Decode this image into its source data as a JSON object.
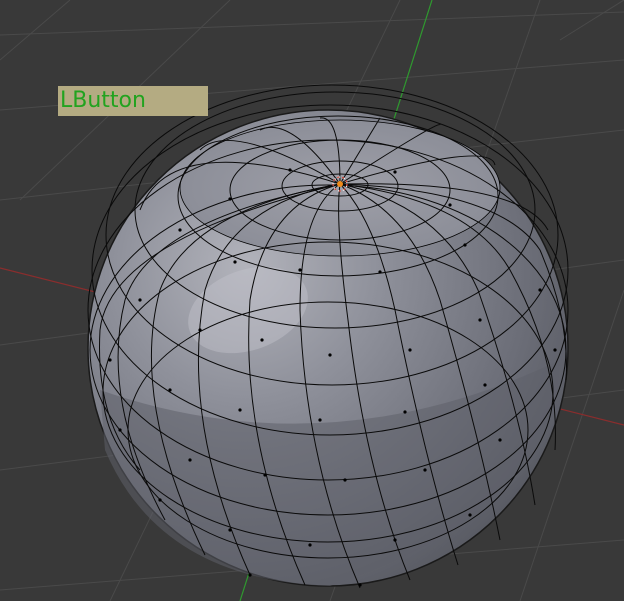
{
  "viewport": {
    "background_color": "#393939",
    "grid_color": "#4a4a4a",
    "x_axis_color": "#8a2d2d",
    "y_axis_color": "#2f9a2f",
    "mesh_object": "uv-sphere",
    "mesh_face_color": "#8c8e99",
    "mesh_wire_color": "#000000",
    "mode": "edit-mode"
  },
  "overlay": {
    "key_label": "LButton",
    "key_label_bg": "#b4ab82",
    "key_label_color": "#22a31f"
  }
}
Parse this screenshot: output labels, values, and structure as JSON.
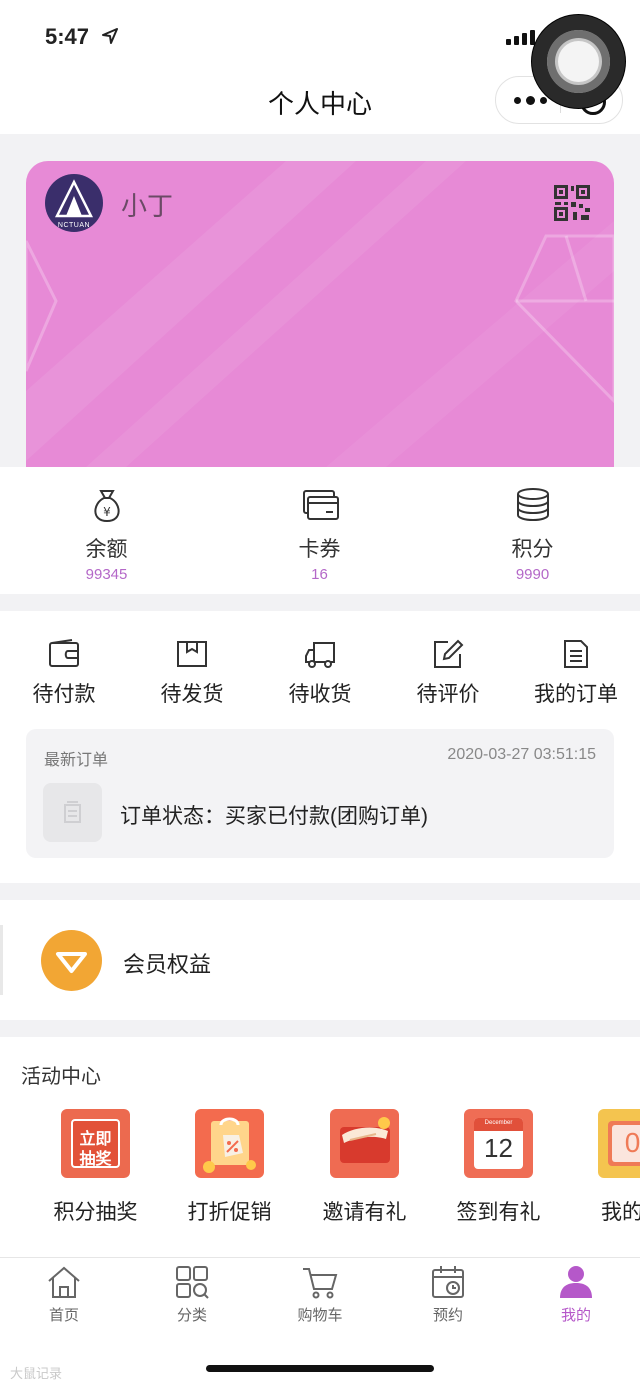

● ● ● ● ● ● ●

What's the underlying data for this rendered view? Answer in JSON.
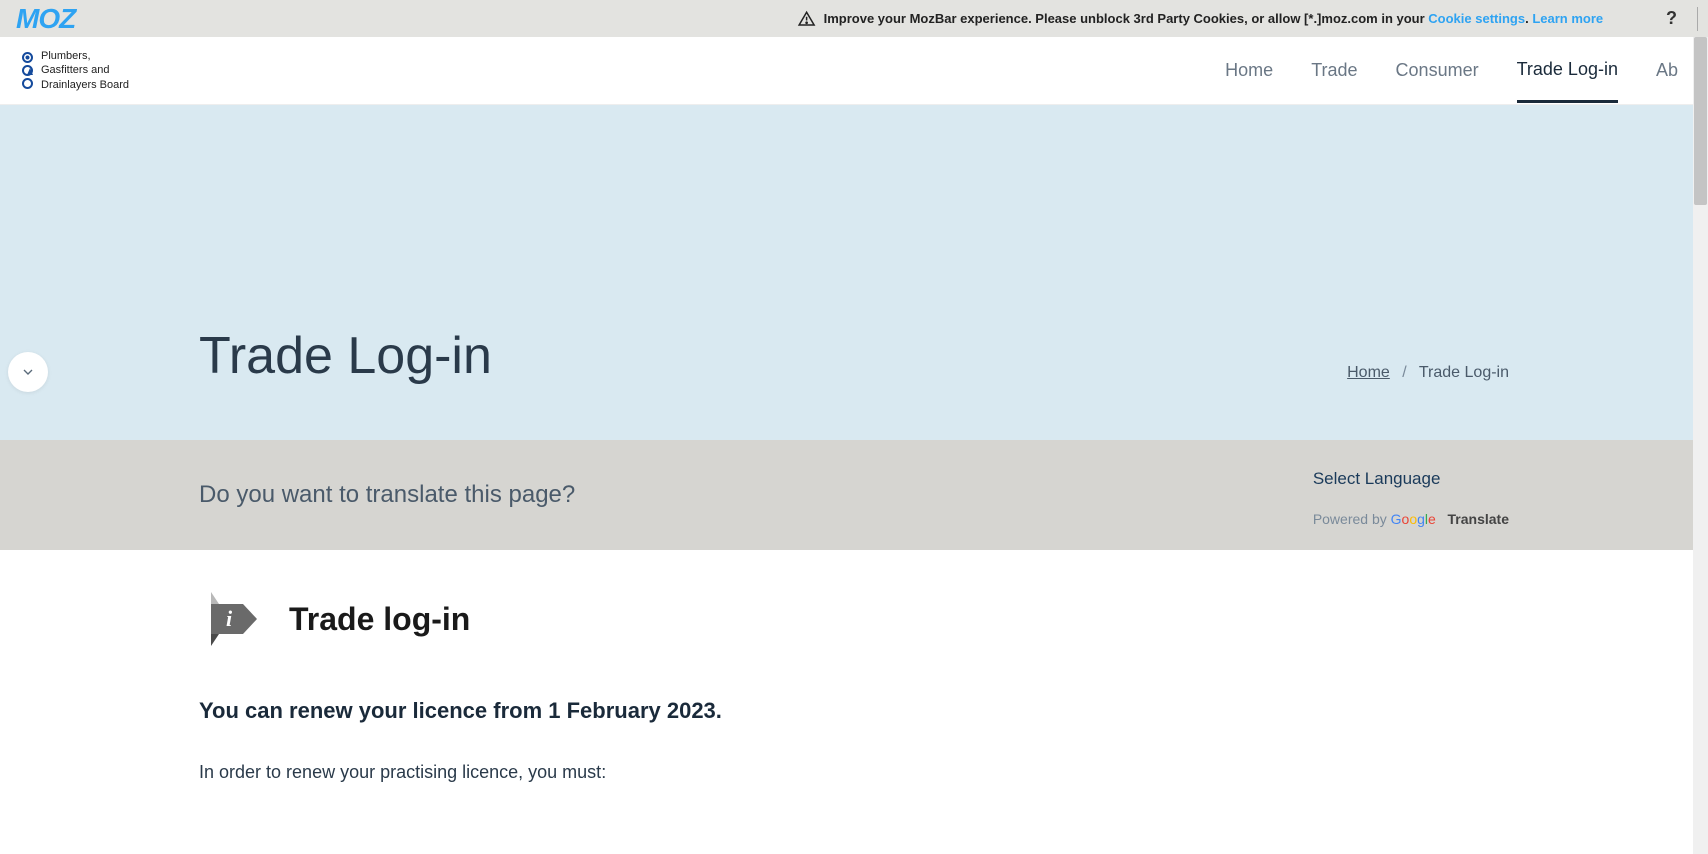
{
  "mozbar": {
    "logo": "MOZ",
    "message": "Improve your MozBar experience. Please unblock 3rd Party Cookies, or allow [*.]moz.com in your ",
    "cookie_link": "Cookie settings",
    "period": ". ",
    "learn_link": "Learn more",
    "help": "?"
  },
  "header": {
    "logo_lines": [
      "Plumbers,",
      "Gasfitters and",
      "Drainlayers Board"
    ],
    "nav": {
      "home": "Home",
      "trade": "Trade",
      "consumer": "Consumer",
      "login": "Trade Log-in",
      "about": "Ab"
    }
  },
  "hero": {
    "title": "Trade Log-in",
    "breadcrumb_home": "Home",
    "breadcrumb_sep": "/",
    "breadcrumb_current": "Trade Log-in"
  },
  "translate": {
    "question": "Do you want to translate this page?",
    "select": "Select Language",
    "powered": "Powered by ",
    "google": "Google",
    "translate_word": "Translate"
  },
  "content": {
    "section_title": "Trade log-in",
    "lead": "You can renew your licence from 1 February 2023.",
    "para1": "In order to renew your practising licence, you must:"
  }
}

● ● ● ● ● ● ●

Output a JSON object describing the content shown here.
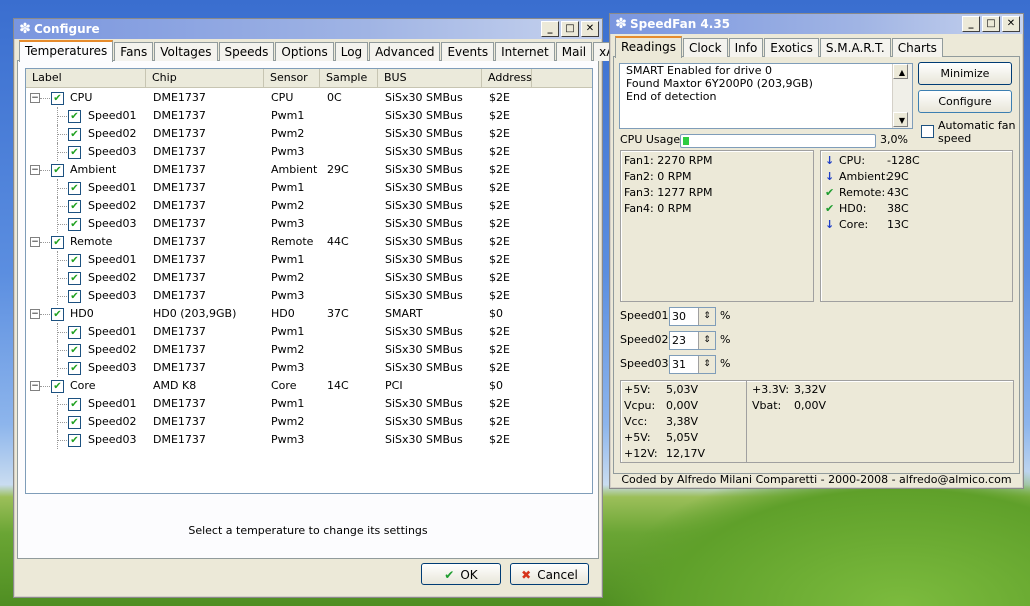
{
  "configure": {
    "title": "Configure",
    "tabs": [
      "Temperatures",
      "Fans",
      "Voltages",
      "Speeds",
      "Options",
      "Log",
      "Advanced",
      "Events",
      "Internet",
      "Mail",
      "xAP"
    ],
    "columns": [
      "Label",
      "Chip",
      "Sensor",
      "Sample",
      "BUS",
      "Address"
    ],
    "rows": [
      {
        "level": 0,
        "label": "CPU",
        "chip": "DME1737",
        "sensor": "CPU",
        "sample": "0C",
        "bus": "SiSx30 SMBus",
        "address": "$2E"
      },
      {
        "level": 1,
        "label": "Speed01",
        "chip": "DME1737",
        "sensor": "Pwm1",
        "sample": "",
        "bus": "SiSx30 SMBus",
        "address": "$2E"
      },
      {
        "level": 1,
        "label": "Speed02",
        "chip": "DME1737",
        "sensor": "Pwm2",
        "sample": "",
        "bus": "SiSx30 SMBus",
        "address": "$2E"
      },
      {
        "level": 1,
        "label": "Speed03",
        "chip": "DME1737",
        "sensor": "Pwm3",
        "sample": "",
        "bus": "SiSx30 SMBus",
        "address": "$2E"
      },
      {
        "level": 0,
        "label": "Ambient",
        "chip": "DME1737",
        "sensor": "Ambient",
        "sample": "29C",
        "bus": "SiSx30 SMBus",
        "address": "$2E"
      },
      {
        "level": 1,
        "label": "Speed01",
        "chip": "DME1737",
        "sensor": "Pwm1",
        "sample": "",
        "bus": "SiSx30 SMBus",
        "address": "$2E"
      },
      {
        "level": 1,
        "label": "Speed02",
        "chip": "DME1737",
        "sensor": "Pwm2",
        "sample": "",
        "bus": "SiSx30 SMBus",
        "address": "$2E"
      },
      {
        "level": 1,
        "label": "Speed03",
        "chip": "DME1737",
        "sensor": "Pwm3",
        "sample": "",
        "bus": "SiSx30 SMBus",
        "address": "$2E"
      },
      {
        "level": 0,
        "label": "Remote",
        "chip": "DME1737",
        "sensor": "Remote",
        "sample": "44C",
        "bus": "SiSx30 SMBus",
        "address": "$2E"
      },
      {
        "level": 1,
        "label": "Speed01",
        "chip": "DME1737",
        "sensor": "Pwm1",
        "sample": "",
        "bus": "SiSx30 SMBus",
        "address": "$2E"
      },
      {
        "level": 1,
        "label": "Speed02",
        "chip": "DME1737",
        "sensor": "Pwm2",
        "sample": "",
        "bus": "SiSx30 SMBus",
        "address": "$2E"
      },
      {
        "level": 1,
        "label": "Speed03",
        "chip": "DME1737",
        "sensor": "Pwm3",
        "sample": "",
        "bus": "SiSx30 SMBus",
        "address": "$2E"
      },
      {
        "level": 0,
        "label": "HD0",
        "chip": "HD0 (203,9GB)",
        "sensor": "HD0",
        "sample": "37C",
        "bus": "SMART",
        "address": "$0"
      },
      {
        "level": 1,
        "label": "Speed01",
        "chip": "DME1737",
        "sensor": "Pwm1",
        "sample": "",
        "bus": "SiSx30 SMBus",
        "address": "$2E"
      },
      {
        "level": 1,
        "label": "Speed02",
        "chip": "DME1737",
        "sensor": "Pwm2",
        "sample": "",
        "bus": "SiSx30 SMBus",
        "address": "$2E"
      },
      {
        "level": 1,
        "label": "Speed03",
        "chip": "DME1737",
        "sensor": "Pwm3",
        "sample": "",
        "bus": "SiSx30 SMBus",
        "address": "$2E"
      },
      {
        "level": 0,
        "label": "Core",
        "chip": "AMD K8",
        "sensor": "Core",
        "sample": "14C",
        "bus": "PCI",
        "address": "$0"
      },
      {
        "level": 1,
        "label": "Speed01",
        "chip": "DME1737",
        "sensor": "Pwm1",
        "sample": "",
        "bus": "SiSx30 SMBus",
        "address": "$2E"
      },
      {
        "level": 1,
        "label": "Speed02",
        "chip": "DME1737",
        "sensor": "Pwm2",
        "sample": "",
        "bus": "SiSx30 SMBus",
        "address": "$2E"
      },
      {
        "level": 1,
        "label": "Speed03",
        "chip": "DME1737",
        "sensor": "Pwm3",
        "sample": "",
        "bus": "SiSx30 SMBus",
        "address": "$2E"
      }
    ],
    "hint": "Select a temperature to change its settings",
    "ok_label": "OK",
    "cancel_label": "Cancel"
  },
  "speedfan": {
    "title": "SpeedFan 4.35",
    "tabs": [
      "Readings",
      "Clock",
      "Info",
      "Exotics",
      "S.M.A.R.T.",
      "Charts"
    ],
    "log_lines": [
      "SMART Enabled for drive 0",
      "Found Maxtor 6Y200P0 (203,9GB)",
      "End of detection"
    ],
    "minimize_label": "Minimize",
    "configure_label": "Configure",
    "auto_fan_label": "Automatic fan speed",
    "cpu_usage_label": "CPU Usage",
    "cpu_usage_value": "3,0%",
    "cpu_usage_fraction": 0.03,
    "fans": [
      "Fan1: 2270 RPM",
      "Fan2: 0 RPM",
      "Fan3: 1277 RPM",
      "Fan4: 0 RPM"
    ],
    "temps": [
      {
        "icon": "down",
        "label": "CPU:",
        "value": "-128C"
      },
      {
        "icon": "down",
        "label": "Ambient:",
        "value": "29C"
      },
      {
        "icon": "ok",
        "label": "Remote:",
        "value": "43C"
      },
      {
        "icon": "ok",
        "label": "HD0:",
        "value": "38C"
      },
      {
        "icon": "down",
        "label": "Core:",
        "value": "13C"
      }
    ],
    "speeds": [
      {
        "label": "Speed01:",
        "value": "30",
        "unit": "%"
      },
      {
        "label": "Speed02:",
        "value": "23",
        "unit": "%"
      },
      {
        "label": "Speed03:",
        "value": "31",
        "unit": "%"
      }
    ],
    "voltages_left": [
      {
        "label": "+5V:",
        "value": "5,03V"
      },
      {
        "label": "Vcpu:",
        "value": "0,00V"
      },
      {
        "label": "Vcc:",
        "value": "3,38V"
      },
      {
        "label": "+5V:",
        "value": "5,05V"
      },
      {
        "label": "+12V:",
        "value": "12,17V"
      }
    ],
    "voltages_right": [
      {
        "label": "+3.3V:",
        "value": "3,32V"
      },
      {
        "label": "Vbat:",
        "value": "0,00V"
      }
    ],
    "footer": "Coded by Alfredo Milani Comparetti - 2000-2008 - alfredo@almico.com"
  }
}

● ● ● ● ● ● ●

Skip all pictures. Retype exactly the span whose first line is the one with "Decode this image" and whose last line is the one with "Parse this screenshot: output".

Decode this image into its source data as a JSON object.
{
  "viewport": {
    "background_color": "#393939",
    "grid_color": "#4a4a4a",
    "x_axis_color": "#8a2d2d",
    "y_axis_color": "#2f9a2f",
    "mesh_object": "uv-sphere",
    "mesh_face_color": "#8c8e99",
    "mesh_wire_color": "#000000",
    "mode": "edit-mode"
  },
  "overlay": {
    "key_label": "LButton",
    "key_label_bg": "#b4ab82",
    "key_label_color": "#22a31f"
  }
}
Parse this screenshot: output labels, values, and structure as JSON.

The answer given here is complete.